* BEGIN Extracted material *

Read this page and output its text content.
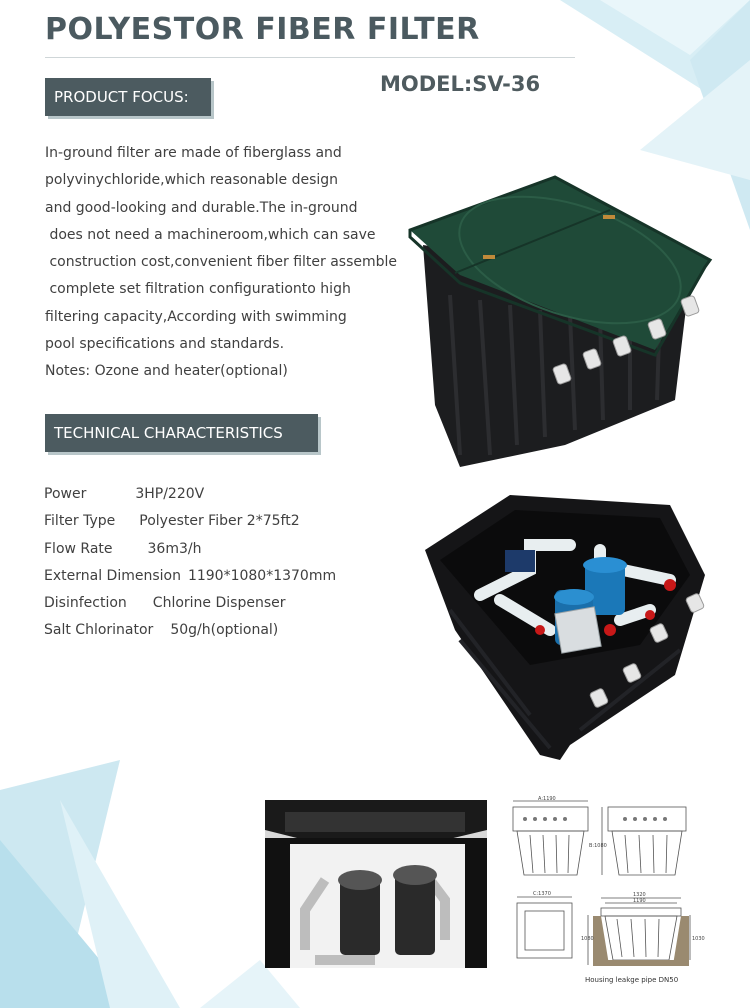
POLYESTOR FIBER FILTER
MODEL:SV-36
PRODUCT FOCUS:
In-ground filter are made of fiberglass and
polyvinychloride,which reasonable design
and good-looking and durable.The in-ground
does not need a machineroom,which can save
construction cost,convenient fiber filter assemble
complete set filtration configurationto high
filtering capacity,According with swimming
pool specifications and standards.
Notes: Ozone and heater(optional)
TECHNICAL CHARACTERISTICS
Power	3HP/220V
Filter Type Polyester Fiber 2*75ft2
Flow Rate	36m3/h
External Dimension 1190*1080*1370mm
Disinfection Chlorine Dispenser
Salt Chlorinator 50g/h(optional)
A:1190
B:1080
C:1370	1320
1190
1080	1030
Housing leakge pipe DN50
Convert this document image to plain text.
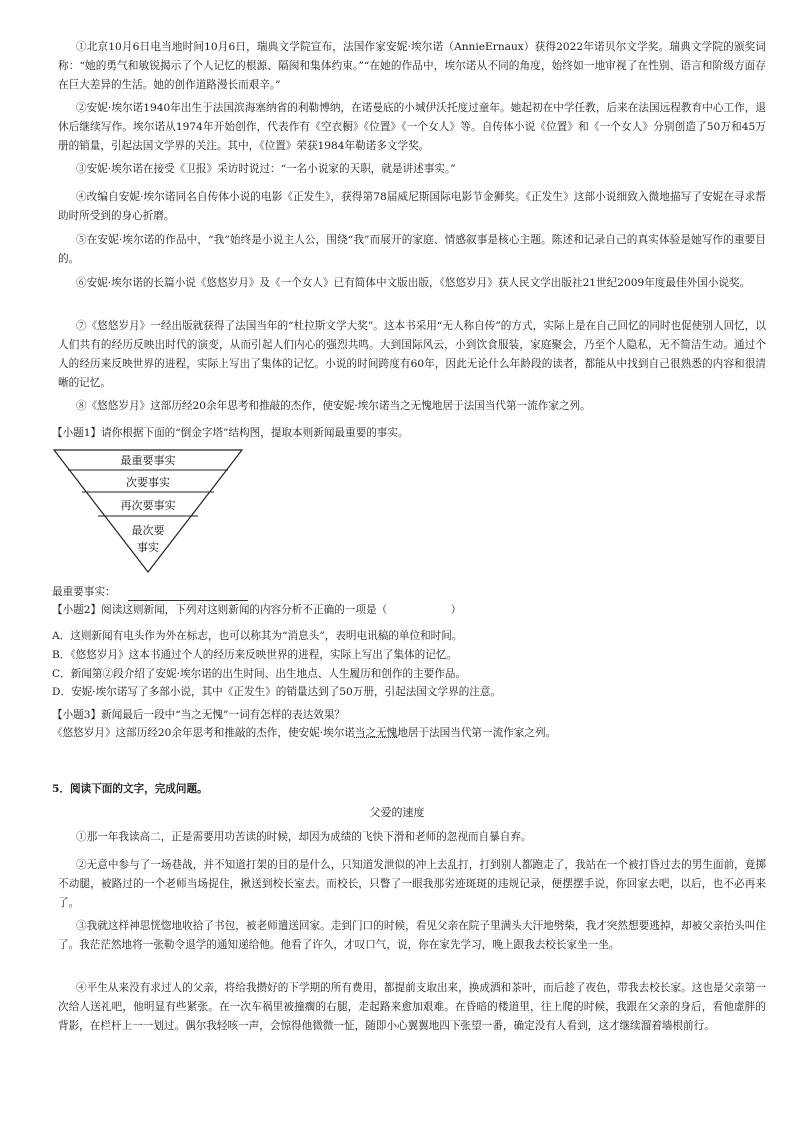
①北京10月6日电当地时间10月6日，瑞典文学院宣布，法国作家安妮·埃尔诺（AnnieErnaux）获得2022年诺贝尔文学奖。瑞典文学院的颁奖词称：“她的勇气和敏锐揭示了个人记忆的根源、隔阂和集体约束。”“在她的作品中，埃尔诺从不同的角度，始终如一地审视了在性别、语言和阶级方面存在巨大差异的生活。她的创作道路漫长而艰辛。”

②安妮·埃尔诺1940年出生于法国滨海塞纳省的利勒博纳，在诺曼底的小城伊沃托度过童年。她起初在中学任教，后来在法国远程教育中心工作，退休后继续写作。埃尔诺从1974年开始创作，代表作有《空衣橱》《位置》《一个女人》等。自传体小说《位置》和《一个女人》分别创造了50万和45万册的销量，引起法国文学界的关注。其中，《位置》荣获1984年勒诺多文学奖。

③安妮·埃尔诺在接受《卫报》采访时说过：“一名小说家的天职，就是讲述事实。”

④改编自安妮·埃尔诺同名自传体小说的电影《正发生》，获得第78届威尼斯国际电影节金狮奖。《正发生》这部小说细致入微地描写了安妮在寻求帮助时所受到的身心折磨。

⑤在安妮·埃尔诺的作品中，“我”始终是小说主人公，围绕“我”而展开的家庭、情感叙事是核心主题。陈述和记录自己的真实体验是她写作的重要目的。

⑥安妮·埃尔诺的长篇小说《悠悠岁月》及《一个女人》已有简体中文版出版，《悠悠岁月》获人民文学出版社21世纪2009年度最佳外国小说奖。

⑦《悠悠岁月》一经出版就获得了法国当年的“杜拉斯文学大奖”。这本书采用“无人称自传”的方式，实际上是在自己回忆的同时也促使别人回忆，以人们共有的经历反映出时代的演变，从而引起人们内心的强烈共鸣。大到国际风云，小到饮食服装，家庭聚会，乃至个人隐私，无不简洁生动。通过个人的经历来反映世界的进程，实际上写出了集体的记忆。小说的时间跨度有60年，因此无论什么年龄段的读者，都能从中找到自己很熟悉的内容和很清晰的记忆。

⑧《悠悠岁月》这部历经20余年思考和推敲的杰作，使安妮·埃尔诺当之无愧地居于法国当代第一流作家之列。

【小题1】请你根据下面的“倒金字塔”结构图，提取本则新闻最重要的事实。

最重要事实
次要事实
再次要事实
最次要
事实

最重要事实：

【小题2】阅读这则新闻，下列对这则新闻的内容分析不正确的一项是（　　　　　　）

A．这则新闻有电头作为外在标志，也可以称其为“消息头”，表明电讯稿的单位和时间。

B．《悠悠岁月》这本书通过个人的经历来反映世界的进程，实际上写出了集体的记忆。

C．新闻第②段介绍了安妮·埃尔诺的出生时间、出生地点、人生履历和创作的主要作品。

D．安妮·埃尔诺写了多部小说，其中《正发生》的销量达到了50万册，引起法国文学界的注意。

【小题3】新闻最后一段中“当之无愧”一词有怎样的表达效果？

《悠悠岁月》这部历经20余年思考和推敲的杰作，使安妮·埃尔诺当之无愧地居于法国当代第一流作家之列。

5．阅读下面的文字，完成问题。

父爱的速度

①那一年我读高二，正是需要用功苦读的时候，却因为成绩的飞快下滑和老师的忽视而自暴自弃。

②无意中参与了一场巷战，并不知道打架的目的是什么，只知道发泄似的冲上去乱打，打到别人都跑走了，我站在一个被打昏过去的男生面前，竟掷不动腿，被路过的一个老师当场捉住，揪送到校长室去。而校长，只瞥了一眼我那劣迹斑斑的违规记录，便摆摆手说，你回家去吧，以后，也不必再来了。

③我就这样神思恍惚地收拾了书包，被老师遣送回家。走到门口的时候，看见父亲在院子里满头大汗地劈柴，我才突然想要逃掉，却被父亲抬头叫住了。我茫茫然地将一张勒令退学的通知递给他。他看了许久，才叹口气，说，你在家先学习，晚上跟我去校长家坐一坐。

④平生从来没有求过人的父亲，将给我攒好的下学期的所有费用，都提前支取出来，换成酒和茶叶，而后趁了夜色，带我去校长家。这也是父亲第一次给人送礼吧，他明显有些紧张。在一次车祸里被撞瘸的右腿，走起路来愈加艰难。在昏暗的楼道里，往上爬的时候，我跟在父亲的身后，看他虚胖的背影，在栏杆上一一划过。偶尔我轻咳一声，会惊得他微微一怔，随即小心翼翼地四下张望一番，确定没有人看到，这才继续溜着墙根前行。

* END Extracted material *
* BEGIN Extracted material *

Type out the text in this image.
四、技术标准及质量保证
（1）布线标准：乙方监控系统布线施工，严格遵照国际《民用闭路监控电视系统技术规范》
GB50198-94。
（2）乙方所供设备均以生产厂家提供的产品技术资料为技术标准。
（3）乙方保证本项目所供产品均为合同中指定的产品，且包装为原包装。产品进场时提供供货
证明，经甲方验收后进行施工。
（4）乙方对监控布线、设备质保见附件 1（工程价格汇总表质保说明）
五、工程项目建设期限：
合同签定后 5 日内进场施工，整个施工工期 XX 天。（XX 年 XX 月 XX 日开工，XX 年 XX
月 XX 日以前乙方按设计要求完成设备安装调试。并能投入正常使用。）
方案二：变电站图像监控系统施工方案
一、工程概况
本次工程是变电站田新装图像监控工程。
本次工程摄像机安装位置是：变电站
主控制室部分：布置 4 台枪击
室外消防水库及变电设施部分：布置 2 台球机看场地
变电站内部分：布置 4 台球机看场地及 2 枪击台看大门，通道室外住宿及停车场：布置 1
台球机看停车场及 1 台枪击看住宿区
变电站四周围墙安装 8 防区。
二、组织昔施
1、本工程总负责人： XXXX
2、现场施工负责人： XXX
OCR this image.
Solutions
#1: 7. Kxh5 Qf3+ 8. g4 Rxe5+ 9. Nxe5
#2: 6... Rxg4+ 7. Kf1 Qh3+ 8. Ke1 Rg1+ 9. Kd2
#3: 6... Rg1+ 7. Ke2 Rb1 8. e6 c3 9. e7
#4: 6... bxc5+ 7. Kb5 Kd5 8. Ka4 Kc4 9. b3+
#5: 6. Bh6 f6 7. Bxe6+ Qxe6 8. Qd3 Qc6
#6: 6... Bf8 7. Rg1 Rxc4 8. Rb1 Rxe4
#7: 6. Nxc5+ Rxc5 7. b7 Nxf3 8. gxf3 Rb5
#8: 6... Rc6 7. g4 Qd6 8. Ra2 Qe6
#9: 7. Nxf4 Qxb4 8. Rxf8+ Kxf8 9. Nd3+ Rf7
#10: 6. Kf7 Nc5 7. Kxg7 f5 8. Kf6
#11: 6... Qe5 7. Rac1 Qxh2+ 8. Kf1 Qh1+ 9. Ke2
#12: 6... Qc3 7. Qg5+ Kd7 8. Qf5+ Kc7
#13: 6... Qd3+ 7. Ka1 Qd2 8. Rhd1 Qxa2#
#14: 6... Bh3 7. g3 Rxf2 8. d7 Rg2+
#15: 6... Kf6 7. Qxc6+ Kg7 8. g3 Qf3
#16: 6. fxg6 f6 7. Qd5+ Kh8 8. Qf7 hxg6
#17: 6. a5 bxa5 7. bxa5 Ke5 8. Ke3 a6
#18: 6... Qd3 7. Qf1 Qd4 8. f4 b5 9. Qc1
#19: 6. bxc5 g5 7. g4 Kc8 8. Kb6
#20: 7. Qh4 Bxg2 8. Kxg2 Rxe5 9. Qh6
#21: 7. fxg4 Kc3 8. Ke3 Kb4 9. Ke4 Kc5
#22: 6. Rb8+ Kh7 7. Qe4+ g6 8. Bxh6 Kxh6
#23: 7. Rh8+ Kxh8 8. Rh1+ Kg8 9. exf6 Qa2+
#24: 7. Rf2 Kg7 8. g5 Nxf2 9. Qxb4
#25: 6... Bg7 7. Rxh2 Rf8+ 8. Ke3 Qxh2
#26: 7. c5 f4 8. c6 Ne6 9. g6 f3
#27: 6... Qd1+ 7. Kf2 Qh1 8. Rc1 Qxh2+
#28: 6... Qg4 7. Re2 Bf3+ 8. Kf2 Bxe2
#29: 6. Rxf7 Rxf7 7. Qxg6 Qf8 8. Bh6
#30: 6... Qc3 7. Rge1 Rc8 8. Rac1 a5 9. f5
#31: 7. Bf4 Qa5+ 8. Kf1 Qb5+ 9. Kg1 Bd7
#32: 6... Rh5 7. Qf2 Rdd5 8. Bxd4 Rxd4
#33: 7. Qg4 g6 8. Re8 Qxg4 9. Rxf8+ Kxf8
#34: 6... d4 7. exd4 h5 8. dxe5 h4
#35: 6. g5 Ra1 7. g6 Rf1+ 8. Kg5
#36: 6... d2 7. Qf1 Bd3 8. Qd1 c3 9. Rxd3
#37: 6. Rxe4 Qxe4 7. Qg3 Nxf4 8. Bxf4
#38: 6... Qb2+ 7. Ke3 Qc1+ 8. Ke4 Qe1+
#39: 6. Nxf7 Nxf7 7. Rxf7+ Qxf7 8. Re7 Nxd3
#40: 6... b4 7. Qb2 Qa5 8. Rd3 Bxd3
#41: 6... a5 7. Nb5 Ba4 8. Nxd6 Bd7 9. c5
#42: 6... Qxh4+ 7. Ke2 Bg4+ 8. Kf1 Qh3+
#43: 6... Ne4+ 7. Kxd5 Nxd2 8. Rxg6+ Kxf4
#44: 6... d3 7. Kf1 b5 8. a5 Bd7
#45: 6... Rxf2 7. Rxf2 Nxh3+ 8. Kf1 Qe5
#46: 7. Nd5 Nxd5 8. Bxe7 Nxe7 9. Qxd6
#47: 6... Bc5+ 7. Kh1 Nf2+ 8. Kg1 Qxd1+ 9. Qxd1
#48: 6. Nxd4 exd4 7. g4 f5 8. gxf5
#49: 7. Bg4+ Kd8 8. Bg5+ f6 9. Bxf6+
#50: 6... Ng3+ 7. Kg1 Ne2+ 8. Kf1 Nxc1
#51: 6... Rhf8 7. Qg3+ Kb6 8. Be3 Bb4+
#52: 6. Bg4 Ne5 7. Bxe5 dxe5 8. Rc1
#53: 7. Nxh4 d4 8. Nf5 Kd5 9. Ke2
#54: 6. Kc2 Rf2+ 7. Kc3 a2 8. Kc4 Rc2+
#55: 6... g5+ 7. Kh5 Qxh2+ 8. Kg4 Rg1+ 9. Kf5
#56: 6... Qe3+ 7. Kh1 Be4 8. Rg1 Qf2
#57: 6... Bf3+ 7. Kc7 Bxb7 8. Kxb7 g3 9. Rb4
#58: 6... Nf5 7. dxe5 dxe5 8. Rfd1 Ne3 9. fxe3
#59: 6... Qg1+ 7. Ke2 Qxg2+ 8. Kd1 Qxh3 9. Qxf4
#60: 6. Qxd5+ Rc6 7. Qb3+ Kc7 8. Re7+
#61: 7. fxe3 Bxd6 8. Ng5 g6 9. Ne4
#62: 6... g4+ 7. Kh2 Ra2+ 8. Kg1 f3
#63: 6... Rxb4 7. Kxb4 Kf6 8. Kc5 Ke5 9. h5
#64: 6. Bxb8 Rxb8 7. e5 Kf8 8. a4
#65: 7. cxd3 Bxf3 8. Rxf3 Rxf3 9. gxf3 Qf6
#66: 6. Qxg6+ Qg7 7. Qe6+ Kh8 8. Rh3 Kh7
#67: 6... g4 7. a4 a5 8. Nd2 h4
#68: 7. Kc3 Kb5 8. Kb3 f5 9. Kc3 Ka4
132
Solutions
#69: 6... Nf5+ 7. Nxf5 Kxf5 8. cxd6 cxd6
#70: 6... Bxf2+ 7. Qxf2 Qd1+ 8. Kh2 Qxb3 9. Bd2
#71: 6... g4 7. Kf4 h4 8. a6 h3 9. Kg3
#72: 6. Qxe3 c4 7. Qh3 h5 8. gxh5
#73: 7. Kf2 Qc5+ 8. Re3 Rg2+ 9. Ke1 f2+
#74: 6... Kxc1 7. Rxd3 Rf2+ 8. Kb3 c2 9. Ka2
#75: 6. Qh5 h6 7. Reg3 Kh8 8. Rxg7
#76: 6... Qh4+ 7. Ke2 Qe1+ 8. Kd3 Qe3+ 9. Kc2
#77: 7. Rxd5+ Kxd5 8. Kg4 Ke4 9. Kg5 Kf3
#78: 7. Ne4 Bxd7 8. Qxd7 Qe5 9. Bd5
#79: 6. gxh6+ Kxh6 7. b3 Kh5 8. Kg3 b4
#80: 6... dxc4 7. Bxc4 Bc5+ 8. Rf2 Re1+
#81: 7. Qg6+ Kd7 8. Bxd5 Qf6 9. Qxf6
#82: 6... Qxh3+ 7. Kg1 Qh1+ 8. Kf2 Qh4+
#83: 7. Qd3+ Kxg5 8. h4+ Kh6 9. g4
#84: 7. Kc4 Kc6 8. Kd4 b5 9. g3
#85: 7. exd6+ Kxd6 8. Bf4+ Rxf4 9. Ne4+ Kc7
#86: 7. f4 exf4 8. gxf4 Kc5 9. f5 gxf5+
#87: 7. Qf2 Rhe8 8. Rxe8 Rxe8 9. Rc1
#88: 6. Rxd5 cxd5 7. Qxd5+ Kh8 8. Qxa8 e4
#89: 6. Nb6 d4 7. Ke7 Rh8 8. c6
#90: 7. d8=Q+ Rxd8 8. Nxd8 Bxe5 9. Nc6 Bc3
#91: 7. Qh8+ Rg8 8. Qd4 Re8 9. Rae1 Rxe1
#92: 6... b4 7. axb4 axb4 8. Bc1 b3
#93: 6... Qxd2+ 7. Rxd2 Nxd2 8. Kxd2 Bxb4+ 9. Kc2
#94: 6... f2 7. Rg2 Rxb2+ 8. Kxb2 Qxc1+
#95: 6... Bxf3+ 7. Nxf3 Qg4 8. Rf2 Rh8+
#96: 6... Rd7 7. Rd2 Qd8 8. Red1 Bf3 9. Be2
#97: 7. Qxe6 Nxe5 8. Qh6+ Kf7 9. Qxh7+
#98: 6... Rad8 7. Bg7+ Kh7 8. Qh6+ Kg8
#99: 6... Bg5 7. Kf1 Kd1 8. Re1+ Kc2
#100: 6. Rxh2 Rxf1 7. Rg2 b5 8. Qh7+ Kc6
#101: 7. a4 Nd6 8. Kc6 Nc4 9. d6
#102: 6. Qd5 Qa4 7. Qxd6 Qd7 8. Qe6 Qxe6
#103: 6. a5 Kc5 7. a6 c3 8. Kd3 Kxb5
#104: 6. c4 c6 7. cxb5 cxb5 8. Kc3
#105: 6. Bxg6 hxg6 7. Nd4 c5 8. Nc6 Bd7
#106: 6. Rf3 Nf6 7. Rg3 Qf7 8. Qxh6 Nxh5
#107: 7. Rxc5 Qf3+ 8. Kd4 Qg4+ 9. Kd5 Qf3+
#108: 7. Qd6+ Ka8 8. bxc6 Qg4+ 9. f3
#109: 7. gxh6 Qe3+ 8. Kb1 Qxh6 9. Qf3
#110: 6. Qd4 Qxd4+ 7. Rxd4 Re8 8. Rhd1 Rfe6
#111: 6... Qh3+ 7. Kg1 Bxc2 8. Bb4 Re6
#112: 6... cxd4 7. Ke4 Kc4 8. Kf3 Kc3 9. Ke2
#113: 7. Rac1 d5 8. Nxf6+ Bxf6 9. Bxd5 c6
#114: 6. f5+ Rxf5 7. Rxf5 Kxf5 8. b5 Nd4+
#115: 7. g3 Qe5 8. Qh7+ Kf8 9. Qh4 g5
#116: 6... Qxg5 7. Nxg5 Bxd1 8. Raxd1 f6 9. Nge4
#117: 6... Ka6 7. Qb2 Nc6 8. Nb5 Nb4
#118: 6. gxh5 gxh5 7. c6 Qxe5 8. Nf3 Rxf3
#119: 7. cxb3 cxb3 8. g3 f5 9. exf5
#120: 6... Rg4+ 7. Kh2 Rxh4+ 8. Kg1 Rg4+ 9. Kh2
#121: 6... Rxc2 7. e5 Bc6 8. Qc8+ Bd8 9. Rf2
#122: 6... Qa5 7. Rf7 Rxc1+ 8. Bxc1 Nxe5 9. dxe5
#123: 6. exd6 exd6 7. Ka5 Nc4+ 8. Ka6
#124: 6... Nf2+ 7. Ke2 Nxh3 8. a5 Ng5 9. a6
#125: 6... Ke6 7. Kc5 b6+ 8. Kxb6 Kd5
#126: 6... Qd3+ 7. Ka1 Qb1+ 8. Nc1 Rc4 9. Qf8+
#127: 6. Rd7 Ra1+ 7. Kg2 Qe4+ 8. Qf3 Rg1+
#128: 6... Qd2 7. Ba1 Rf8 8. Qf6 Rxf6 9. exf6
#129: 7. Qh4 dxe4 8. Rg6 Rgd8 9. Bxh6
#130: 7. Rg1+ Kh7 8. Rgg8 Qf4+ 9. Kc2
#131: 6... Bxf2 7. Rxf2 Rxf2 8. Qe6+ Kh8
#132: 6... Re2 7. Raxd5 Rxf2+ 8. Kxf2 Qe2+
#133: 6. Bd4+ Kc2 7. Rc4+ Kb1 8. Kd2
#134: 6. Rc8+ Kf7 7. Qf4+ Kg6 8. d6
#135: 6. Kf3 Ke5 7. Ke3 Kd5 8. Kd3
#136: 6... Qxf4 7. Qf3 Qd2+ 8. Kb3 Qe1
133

* END Extracted material *

The request:
Go through the entries above and pull out each line with "this" in it.

Exercise answer:
Read this page and output its text content.
Convert this document image to plain text.
Type out the text in this image.
OCR this image.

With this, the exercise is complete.